[Stored items]

# # # #

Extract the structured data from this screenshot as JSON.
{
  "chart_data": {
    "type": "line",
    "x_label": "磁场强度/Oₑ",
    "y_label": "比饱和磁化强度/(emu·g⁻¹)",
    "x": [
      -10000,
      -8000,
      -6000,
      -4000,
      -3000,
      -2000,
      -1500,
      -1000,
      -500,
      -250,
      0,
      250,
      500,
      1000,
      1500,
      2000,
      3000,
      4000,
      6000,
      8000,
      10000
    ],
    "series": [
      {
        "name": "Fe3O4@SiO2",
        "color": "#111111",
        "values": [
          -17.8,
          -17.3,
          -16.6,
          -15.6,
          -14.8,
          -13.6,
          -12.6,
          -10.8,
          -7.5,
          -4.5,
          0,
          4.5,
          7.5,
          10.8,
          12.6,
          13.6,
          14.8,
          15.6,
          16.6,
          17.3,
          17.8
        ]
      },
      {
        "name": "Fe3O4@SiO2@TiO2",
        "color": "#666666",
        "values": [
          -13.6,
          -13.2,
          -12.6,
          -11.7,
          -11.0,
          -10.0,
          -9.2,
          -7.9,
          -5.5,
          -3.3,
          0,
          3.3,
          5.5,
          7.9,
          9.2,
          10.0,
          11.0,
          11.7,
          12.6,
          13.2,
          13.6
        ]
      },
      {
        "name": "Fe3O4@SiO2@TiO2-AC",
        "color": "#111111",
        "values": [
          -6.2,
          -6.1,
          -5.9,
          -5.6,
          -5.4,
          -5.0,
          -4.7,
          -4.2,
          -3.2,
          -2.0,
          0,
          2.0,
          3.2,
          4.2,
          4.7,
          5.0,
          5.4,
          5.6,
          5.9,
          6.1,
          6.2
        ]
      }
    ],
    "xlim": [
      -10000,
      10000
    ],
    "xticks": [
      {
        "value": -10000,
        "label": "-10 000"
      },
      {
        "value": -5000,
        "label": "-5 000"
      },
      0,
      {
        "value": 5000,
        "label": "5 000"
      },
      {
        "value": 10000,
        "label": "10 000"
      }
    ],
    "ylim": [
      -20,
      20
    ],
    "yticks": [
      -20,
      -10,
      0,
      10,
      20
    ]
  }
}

# # # #

* _What is required_:
Extract the data in full. Keep it word for word.

* _Solution to the exercise_:
Extract the structured data from this screenshot as JSON.
{
  "chart_data": {
    "type": "line",
    "x_label": "磁场强度/Oₑ",
    "y_label": "比饱和磁化强度/(emu·g⁻¹)",
    "x": [
      -10000,
      -8000,
      -6000,
      -4000,
      -3000,
      -2000,
      -1500,
      -1000,
      -500,
      -250,
      0,
      250,
      500,
      1000,
      1500,
      2000,
      3000,
      4000,
      6000,
      8000,
      10000
    ],
    "series": [
      {
        "name": "Fe3O4@SiO2",
        "color": "#111111",
        "values": [
          -17.8,
          -17.3,
          -16.6,
          -15.6,
          -14.8,
          -13.6,
          -12.6,
          -10.8,
          -7.5,
          -4.5,
          0,
          4.5,
          7.5,
          10.8,
          12.6,
          13.6,
          14.8,
          15.6,
          16.6,
          17.3,
          17.8
        ]
      },
      {
        "name": "Fe3O4@SiO2@TiO2",
        "color": "#666666",
        "values": [
          -13.6,
          -13.2,
          -12.6,
          -11.7,
          -11.0,
          -10.0,
          -9.2,
          -7.9,
          -5.5,
          -3.3,
          0,
          3.3,
          5.5,
          7.9,
          9.2,
          10.0,
          11.0,
          11.7,
          12.6,
          13.2,
          13.6
        ]
      },
      {
        "name": "Fe3O4@SiO2@TiO2-AC",
        "color": "#111111",
        "values": [
          -6.2,
          -6.1,
          -5.9,
          -5.6,
          -5.4,
          -5.0,
          -4.7,
          -4.2,
          -3.2,
          -2.0,
          0,
          2.0,
          3.2,
          4.2,
          4.7,
          5.0,
          5.4,
          5.6,
          5.9,
          6.1,
          6.2
        ]
      }
    ],
    "xlim": [
      -10000,
      10000
    ],
    "xticks": [
      {
        "value": -10000,
        "label": "-10 000"
      },
      {
        "value": -5000,
        "label": "-5 000"
      },
      0,
      {
        "value": 5000,
        "label": "5 000"
      },
      {
        "value": 10000,
        "label": "10 000"
      }
    ],
    "ylim": [
      -20,
      20
    ],
    "yticks": [
      -20,
      -10,
      0,
      10,
      20
    ]
  }
}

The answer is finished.